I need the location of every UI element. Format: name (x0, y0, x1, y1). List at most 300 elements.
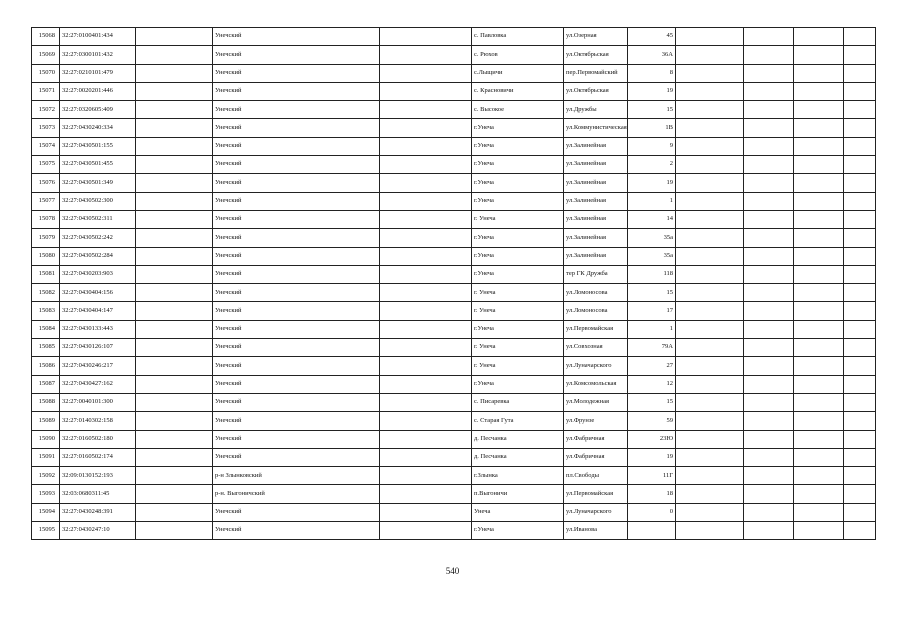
* * *
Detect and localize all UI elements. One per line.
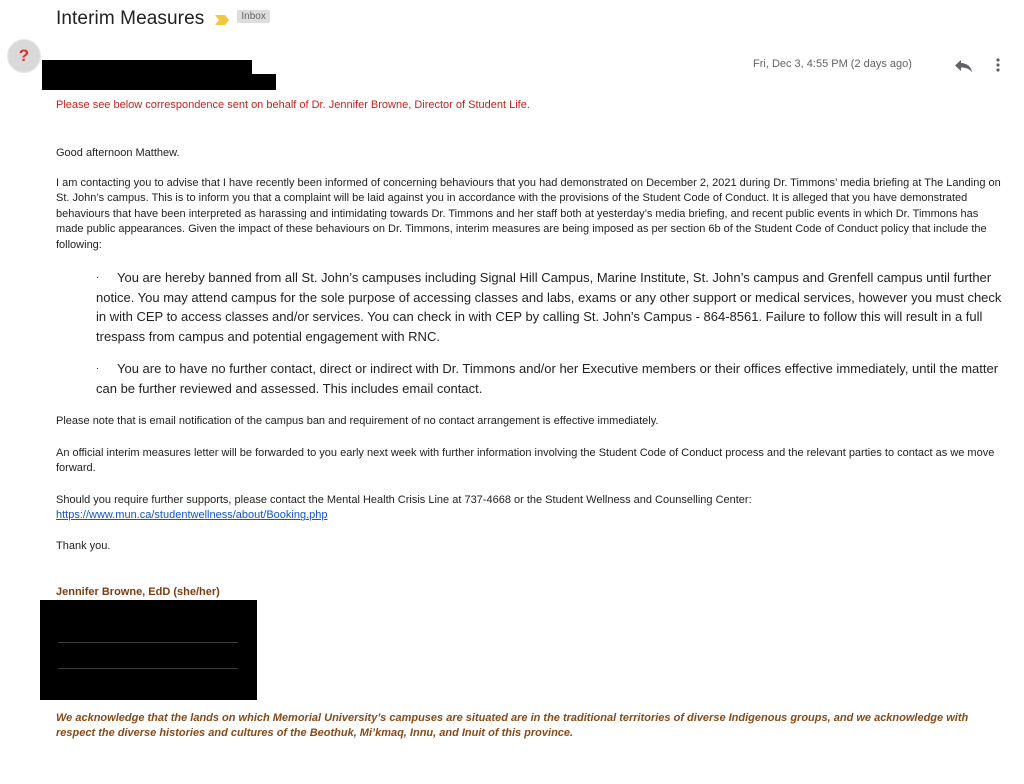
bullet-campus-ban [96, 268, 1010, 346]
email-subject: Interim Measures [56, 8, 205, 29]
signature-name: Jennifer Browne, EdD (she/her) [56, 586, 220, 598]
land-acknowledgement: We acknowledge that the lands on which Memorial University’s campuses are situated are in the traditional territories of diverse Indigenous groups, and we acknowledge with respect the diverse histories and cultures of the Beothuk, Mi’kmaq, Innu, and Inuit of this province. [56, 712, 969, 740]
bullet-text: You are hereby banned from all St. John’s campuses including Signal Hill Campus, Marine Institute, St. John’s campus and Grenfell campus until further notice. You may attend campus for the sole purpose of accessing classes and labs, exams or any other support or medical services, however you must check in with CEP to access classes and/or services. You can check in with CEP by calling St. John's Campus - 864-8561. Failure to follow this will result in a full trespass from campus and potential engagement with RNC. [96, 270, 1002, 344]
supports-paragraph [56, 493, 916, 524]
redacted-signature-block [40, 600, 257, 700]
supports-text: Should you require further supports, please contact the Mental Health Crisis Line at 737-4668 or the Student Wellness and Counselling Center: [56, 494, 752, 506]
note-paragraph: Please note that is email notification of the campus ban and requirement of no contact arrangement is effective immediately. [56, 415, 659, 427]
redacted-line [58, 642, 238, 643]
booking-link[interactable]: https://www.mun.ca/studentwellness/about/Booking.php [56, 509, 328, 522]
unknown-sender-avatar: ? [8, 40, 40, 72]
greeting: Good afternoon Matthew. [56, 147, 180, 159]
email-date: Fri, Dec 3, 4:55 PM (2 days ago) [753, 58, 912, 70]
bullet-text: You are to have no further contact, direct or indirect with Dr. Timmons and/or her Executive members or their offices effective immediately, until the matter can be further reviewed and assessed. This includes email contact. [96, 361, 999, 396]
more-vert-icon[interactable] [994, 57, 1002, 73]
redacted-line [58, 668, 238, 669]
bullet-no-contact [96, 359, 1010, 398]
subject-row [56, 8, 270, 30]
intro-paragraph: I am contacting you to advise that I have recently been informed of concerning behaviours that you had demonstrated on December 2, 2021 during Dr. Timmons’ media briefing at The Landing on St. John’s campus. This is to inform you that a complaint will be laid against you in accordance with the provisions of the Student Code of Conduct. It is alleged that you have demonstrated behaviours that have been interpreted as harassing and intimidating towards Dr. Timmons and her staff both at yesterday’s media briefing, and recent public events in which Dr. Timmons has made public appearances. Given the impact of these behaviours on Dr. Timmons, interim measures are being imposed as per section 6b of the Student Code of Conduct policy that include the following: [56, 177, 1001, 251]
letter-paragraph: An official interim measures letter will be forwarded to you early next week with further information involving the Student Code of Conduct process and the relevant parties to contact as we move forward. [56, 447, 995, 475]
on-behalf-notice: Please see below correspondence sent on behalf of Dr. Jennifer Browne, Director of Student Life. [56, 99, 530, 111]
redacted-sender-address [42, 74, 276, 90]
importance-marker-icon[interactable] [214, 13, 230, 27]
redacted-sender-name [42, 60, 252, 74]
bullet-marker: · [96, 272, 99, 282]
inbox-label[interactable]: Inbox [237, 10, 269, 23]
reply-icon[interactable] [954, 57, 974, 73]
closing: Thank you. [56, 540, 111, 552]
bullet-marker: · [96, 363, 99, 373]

**Challenge:** Starting with the line that contains "Detect and localize" and going on through the line that contains "email-date: Fri, Dec", write those lines out again with "redacted" switched to "hidden" and nothing else changed. Leave the pictures out.

**Written answer:**
Detect and localize all UI elements. One per line.
bullet-campus-ban [96, 268, 1010, 346]
email-subject: Interim Measures [56, 8, 205, 29]
signature-name: Jennifer Browne, EdD (she/her) [56, 586, 220, 598]
land-acknowledgement: We acknowledge that the lands on which Memorial University’s campuses are situated are in the traditional territories of diverse Indigenous groups, and we acknowledge with respect the diverse histories and cultures of the Beothuk, Mi’kmaq, Innu, and Inuit of this province. [56, 712, 969, 740]
bullet-text: You are hereby banned from all St. John’s campuses including Signal Hill Campus, Marine Institute, St. John’s campus and Grenfell campus until further notice. You may attend campus for the sole purpose of accessing classes and labs, exams or any other support or medical services, however you must check in with CEP to access classes and/or services. You can check in with CEP by calling St. John's Campus - 864-8561. Failure to follow this will result in a full trespass from campus and potential engagement with RNC. [96, 270, 1002, 344]
supports-paragraph [56, 493, 916, 524]
hidden-signature-block [40, 600, 257, 700]
supports-text: Should you require further supports, please contact the Mental Health Crisis Line at 737-4668 or the Student Wellness and Counselling Center: [56, 494, 752, 506]
note-paragraph: Please note that is email notification of the campus ban and requirement of no contact arrangement is effective immediately. [56, 415, 659, 427]
hidden-line [58, 642, 238, 643]
booking-link[interactable]: https://www.mun.ca/studentwellness/about/Booking.php [56, 509, 328, 522]
unknown-sender-avatar: ? [8, 40, 40, 72]
greeting: Good afternoon Matthew. [56, 147, 180, 159]
email-date: Fri, Dec 3, 4:55 PM (2 days ago) [753, 58, 912, 70]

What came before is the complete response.